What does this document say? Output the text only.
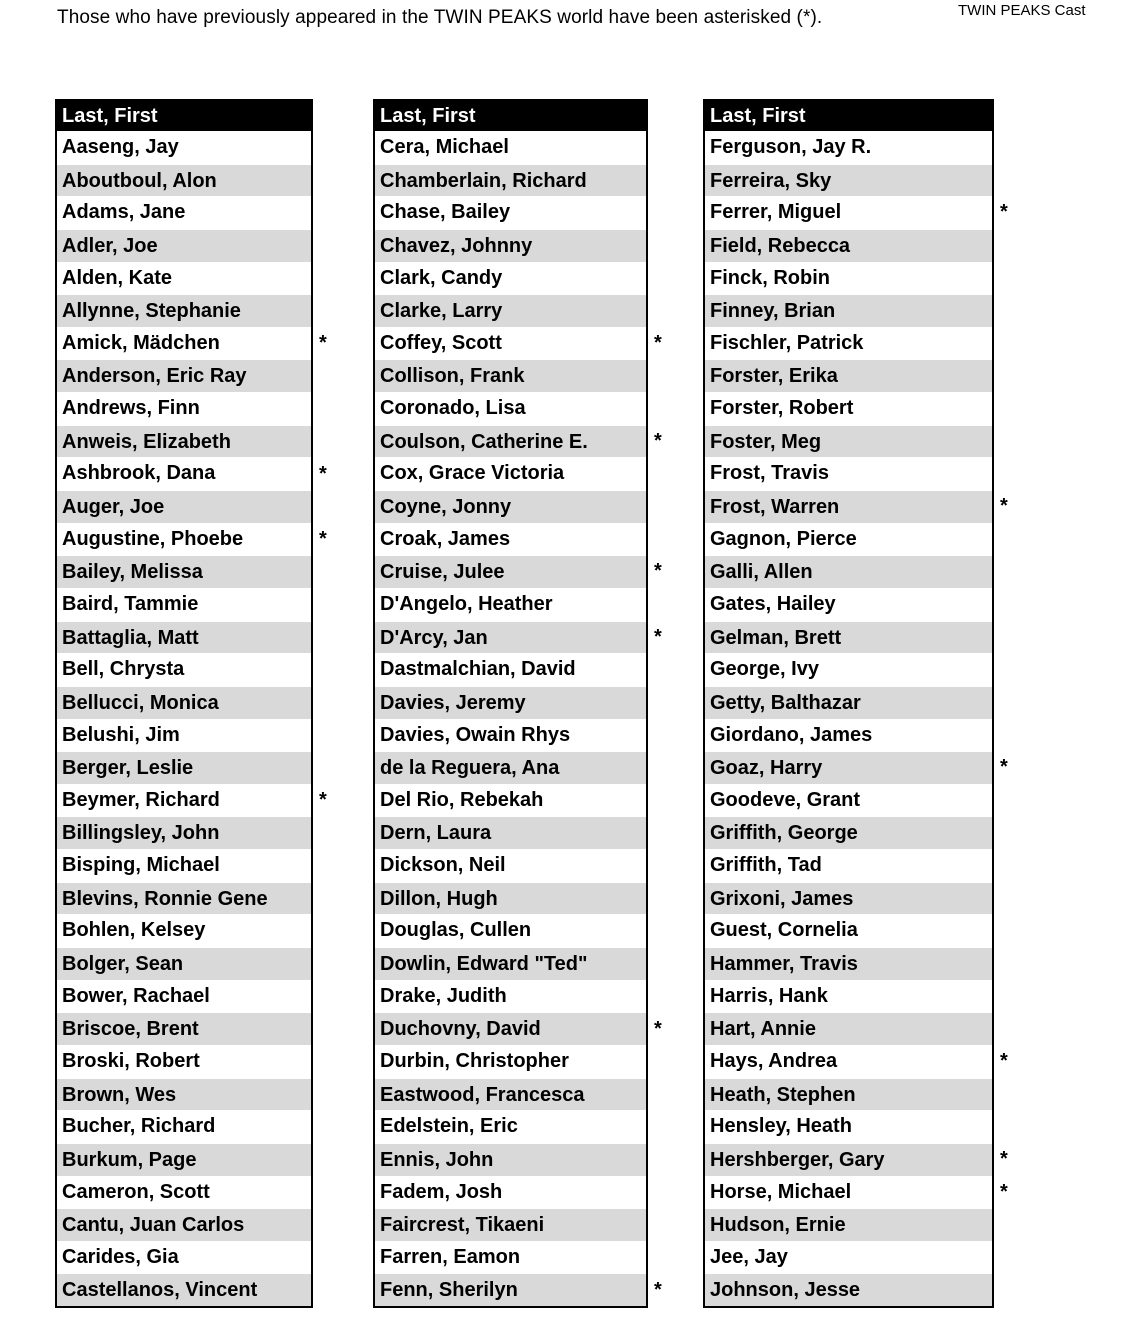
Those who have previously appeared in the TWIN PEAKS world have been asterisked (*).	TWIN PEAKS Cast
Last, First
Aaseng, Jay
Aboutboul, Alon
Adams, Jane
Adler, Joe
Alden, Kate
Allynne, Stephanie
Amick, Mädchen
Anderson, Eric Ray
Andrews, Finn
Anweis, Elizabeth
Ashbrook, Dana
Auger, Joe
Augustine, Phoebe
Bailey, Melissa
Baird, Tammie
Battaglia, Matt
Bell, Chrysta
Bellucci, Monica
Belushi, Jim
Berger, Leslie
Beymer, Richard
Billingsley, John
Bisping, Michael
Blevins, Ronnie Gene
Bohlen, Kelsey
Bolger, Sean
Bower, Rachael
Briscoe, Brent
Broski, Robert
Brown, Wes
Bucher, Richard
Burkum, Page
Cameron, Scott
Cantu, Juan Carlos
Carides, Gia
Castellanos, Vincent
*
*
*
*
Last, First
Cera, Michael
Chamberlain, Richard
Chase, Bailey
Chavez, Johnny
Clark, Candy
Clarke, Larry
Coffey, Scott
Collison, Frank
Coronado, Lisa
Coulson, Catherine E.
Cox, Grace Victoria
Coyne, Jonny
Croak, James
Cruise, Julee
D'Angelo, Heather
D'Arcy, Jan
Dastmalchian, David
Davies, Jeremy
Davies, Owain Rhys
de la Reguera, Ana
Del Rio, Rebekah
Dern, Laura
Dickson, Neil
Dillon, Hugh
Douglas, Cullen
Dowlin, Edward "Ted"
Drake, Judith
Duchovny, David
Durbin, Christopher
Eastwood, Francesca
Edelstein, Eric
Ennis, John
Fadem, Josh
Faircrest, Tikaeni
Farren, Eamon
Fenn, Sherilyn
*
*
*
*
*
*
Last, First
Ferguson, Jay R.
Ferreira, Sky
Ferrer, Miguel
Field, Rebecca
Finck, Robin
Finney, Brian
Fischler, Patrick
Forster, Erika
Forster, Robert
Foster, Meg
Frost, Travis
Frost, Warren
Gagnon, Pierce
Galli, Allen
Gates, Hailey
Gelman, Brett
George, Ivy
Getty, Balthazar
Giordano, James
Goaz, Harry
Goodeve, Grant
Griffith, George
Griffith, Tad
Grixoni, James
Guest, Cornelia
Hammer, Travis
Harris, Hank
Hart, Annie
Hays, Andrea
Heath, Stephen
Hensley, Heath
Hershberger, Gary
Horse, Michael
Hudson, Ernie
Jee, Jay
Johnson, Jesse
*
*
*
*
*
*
☆ ☆ ☆
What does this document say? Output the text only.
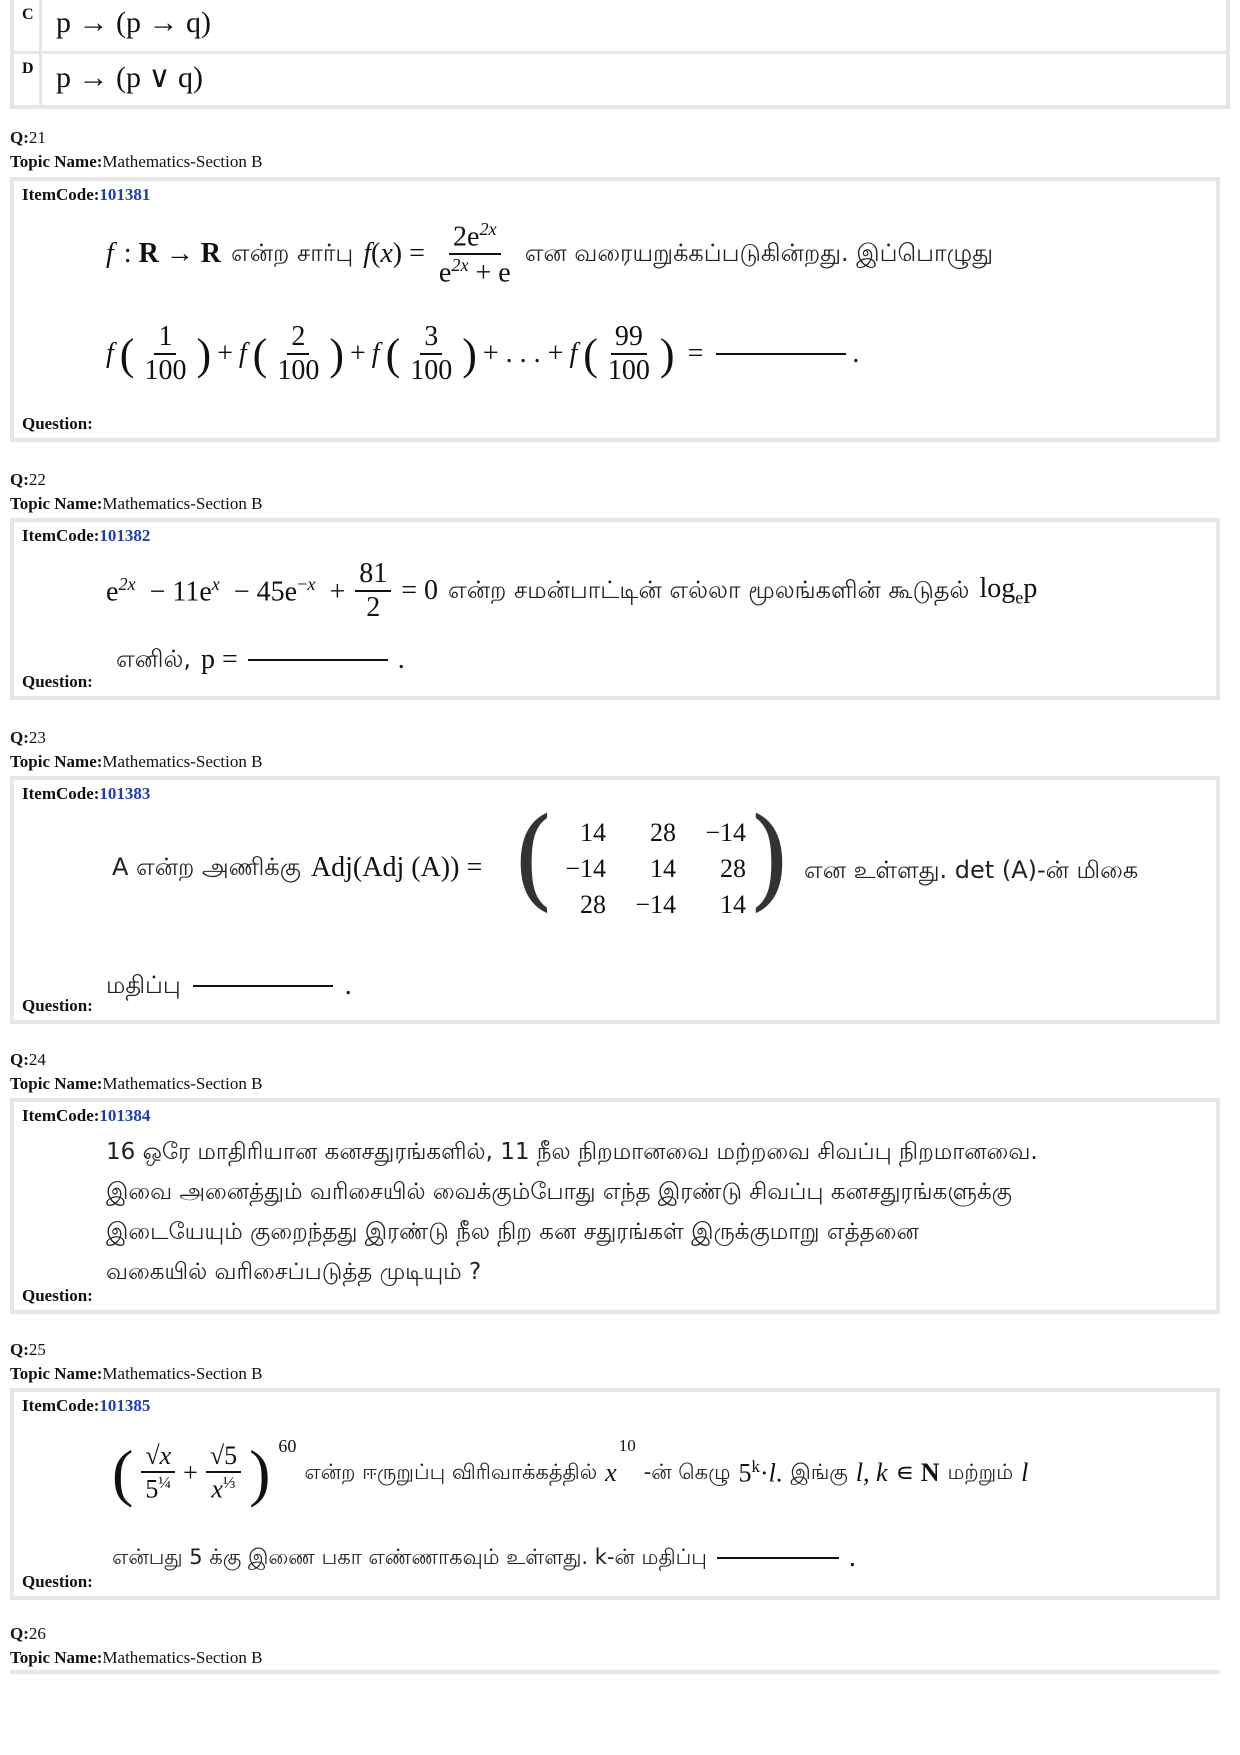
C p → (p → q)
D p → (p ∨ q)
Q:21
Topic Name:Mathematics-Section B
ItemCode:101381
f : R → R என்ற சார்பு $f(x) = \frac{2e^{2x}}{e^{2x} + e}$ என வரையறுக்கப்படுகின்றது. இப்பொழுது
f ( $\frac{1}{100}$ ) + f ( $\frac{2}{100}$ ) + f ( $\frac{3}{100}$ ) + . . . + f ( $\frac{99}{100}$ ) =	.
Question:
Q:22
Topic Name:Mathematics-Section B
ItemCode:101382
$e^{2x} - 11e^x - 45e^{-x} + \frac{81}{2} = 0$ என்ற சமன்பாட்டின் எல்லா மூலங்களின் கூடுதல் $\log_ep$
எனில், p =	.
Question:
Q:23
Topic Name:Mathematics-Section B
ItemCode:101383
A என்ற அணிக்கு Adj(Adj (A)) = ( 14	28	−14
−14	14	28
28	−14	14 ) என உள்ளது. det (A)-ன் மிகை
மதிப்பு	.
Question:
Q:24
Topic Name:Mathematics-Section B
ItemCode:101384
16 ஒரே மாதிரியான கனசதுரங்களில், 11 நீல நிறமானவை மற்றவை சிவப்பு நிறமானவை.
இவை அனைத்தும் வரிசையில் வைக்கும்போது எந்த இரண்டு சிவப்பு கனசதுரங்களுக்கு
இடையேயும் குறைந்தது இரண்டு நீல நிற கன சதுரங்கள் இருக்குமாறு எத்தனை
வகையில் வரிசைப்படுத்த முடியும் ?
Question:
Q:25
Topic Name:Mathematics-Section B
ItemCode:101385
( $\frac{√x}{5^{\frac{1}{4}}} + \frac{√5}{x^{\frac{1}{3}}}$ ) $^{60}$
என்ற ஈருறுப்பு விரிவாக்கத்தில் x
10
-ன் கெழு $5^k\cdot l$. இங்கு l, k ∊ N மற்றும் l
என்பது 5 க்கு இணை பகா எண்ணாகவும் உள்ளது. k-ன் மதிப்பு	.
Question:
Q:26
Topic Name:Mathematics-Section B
☆ ☆ ☆
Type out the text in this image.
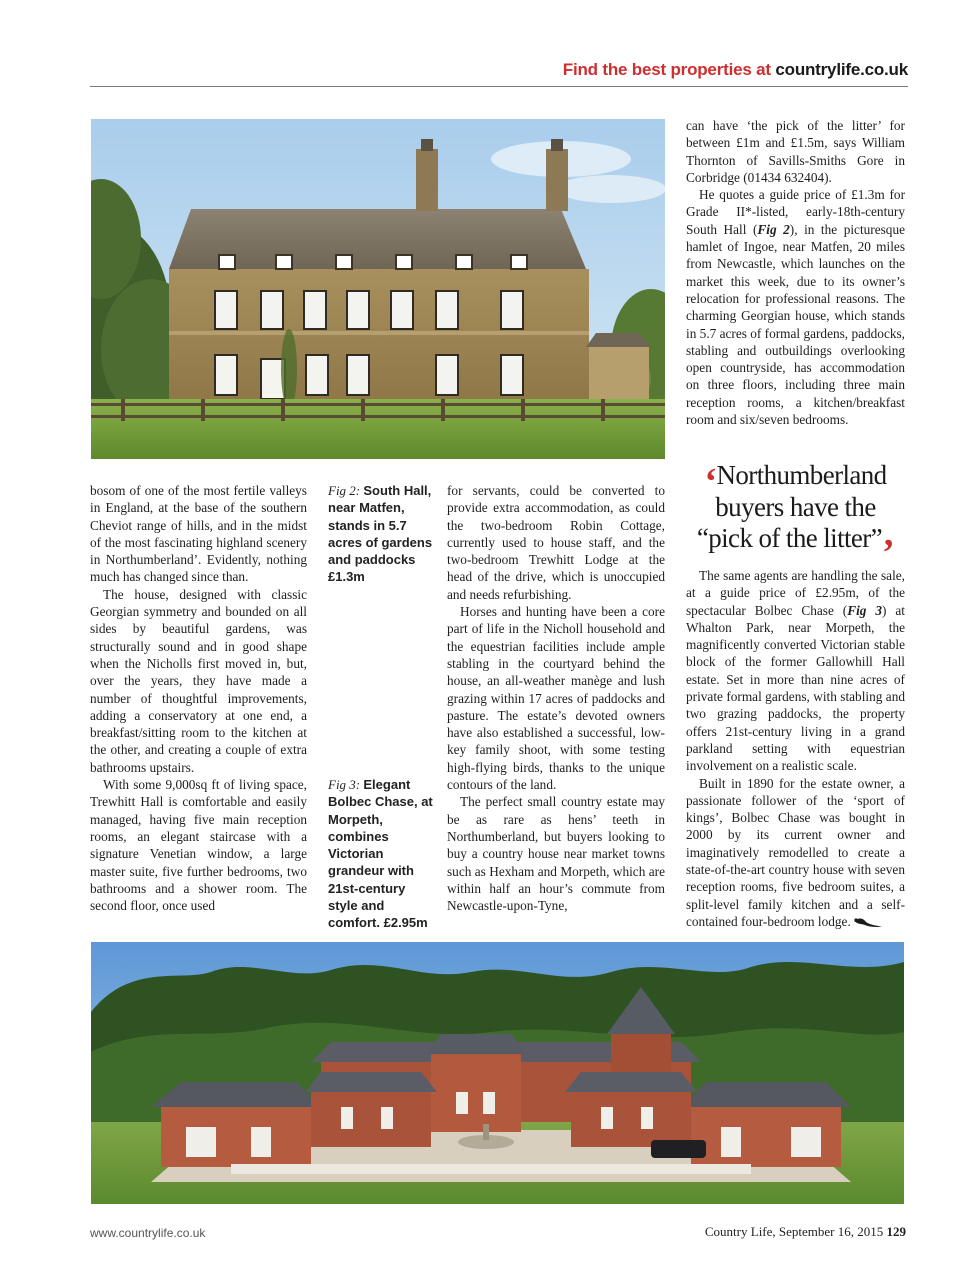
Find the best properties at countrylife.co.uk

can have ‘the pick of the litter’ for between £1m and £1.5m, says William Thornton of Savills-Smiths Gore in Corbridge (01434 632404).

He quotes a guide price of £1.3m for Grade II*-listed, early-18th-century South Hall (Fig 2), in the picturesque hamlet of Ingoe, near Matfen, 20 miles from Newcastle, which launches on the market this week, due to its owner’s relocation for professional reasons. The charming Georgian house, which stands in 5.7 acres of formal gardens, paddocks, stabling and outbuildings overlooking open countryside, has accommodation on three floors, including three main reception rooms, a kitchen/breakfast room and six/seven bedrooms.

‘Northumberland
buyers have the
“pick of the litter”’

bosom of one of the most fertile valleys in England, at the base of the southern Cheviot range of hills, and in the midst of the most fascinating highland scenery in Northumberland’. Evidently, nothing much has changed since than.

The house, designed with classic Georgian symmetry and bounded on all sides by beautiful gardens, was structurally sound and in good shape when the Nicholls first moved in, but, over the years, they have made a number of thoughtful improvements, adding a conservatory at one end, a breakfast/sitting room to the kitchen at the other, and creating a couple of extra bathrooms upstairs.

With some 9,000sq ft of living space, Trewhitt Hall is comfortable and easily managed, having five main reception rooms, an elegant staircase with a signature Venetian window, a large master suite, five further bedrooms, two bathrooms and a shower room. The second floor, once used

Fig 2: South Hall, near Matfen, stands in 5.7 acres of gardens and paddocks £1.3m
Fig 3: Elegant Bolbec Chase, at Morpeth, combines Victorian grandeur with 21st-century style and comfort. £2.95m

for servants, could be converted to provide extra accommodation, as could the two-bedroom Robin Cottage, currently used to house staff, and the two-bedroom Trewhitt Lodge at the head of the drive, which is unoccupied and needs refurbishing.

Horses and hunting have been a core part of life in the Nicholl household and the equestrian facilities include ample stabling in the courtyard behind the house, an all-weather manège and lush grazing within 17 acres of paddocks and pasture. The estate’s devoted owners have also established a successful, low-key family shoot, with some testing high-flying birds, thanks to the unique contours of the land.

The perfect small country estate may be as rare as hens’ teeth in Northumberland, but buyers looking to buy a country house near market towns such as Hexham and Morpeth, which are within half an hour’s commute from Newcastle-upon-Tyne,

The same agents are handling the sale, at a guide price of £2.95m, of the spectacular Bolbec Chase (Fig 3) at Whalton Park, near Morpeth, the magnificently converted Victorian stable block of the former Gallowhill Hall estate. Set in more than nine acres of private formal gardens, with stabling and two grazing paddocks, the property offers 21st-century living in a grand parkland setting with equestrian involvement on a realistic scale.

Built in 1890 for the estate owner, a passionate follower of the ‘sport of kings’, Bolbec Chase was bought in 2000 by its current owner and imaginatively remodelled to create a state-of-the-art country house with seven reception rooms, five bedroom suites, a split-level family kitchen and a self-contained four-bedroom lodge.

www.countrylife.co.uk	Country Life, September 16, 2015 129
☆ ☆ ☆
Identify each line holding the string "pick", and copy it out.

Solution to the problem ::
can have ‘the pick of the litter’ for between £1m and £1.5m, says William Thornton of Savills-Smiths Gore in Corbridge (01434 632404).
“pick of the litter”’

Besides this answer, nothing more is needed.